[Stored data]
— START —

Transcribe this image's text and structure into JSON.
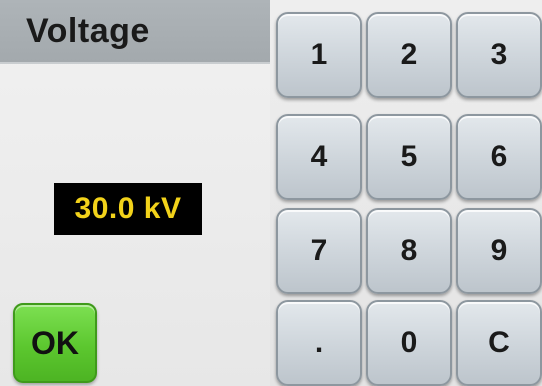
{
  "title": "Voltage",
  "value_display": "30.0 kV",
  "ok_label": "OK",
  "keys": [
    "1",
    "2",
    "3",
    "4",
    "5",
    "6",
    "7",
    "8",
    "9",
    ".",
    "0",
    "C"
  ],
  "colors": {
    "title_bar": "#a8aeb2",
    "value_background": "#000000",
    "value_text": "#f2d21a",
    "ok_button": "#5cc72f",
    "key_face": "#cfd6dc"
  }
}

— END —
— START —

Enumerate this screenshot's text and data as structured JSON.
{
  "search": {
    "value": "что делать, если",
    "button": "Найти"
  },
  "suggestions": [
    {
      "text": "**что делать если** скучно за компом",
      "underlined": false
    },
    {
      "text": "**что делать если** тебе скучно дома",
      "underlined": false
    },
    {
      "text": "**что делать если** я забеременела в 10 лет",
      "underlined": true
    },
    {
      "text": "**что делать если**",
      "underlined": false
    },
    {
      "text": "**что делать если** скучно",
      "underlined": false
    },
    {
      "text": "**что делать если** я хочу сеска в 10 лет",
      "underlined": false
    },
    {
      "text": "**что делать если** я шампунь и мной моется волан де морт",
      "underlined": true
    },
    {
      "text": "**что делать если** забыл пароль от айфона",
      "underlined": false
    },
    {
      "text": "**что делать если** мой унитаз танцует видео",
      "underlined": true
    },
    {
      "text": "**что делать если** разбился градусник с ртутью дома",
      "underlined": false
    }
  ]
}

— END —

### Task
Track down every line with the word "делать" and copy it.

### Reply
    "value": "что делать, если",
      "text": "**что делать если** скучно за компом",
      "text": "**что делать если** тебе скучно дома",
      "text": "**что делать если** я забеременела в 10 лет",
      "text": "**что делать если**",
      "text": "**что делать если** скучно",
      "text": "**что делать если** я хочу сеска в 10 лет",
      "text": "**что делать если** я шампунь и мной моется волан де морт",
      "text": "**что делать если** забыл пароль от айфона",
      "text": "**что делать если** мой унитаз танцует видео",
      "text": "**что делать если** разбился градусник с ртутью дома",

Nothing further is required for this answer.